▶ [WHAT THE TASK ASKS] Copy the data below word for word, but leave out the pictures.

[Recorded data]

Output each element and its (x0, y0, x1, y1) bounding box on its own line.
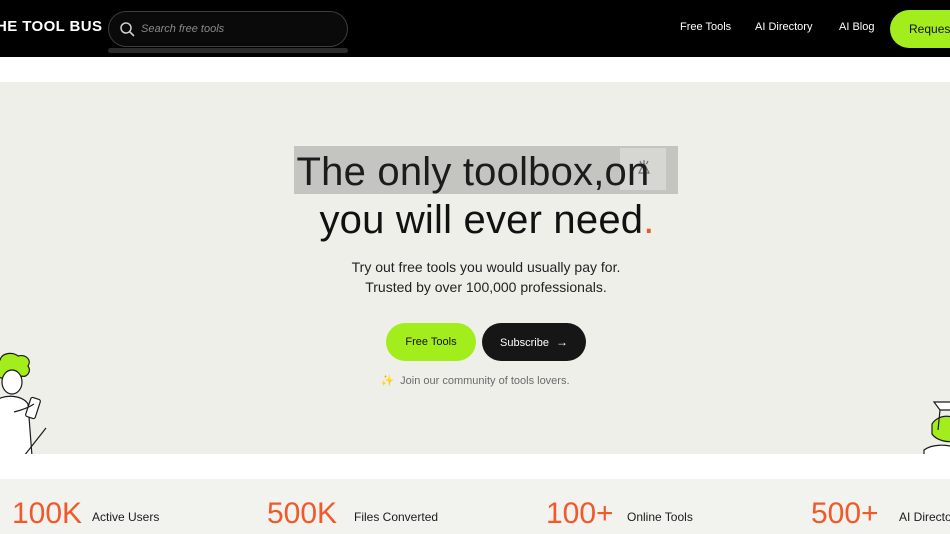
nav-ai-directory[interactable]: AI Directory (755, 21, 812, 33)
search-icon (120, 22, 135, 37)
page: HE TOOL BUS Free Tools AI Directory AI B… (0, 0, 950, 534)
request-button[interactable]: Request (890, 10, 950, 48)
stat-value-files-converted: 500K (267, 497, 338, 530)
arrow-right-icon: → (555, 335, 568, 349)
stat-value-active-users: 100K (12, 497, 83, 530)
plant-illustration (923, 401, 950, 454)
stat-label-files-converted: Files Converted (354, 510, 439, 524)
subscribe-button[interactable]: Subscribe → (482, 323, 586, 361)
hero-subtitle-line-2: Trusted by over 100,000 professionals. (365, 279, 607, 295)
search-underline (108, 48, 348, 53)
headline-line-2-text: you will ever need (319, 198, 644, 242)
stat-value-ai-directory: 500+ (811, 497, 879, 530)
stat-label-online-tools: Online Tools (627, 510, 693, 524)
top-navbar: HE TOOL BUS Free Tools AI Directory AI B… (0, 0, 950, 57)
subscribe-label: Subscribe (500, 337, 549, 349)
hero-section: The only toolbox,on you will ever need. … (0, 82, 950, 454)
sparkles-icon: ✨ (380, 375, 395, 387)
stat-label-ai-directory: AI Directo (899, 510, 950, 524)
search-box[interactable] (108, 11, 348, 47)
logo-text: HE TOOL BUS (0, 18, 103, 35)
nav-ai-blog[interactable]: AI Blog (839, 21, 874, 33)
headline-dot: . (643, 198, 655, 242)
search-input[interactable] (141, 20, 341, 38)
stat-value-online-tools: 100+ (546, 497, 614, 530)
community-note: ✨ Join our community of tools lovers. (0, 374, 950, 387)
community-note-text: Join our community of tools lovers. (400, 375, 570, 387)
site-logo[interactable]: HE TOOL BUS (0, 18, 102, 35)
headline-line-1: The only toolbox,on (296, 150, 650, 194)
hero-subtitle-line-1: Try out free tools you would usually pay… (351, 259, 621, 275)
free-tools-button[interactable]: Free Tools (386, 323, 476, 361)
stat-label-active-users: Active Users (92, 510, 160, 524)
nav-free-tools[interactable]: Free Tools (680, 21, 731, 33)
person-with-phone-illustration (0, 352, 47, 454)
stats-section: 100K Active Users 500K Files Converted 1… (0, 479, 950, 534)
headline-line-2: you will ever need. (12, 198, 950, 243)
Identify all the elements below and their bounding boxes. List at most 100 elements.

▶ [COMPLETE ANSWER]
Output each element and its (x0, y0, x1, y1) bounding box on its own line.
nav-ai-directory[interactable]: AI Directory (755, 21, 812, 33)
search-icon (120, 22, 135, 37)
page: HE TOOL BUS Free Tools AI Directory AI B… (0, 0, 950, 534)
request-button[interactable]: Request (890, 10, 950, 48)
stat-value-files-converted: 500K (267, 497, 338, 530)
arrow-right-icon: → (555, 335, 568, 349)
stat-value-active-users: 100K (12, 497, 83, 530)
plant-illustration (923, 401, 950, 454)
stat-label-files-converted: Files Converted (354, 510, 439, 524)
subscribe-button[interactable]: Subscribe → (482, 323, 586, 361)
hero-subtitle-line-2: Trusted by over 100,000 professionals. (365, 279, 607, 295)
search-underline (108, 48, 348, 53)
headline-line-2-text: you will ever need (319, 198, 644, 242)
stat-value-ai-directory: 500+ (811, 497, 879, 530)
stat-label-online-tools: Online Tools (627, 510, 693, 524)
top-navbar: HE TOOL BUS Free Tools AI Directory AI B… (0, 0, 950, 57)
subscribe-label: Subscribe (500, 337, 549, 349)
hero-section: The only toolbox,on you will ever need. … (0, 82, 950, 454)
sparkles-icon: ✨ (380, 375, 395, 387)
stat-label-ai-directory: AI Directo (899, 510, 950, 524)
search-box[interactable] (108, 11, 348, 47)
logo-text: HE TOOL BUS (0, 18, 103, 35)
nav-ai-blog[interactable]: AI Blog (839, 21, 874, 33)
headline-dot: . (643, 198, 655, 242)
search-input[interactable] (141, 20, 341, 38)
stat-value-online-tools: 100+ (546, 497, 614, 530)
community-note: ✨ Join our community of tools lovers. (0, 374, 950, 387)
community-note-text: Join our community of tools lovers. (400, 375, 570, 387)
site-logo[interactable]: HE TOOL BUS (0, 18, 102, 35)
headline-line-1: The only toolbox,on (296, 150, 650, 194)
hero-subtitle-line-1: Try out free tools you would usually pay… (351, 259, 621, 275)
free-tools-button[interactable]: Free Tools (386, 323, 476, 361)
stat-label-active-users: Active Users (92, 510, 160, 524)
nav-free-tools[interactable]: Free Tools (680, 21, 731, 33)
person-with-phone-illustration (0, 352, 47, 454)
stats-section: 100K Active Users 500K Files Converted 1… (0, 479, 950, 534)
headline-line-2: you will ever need. (12, 198, 950, 243)
Identify all the elements below and their bounding boxes. List at most 100 elements.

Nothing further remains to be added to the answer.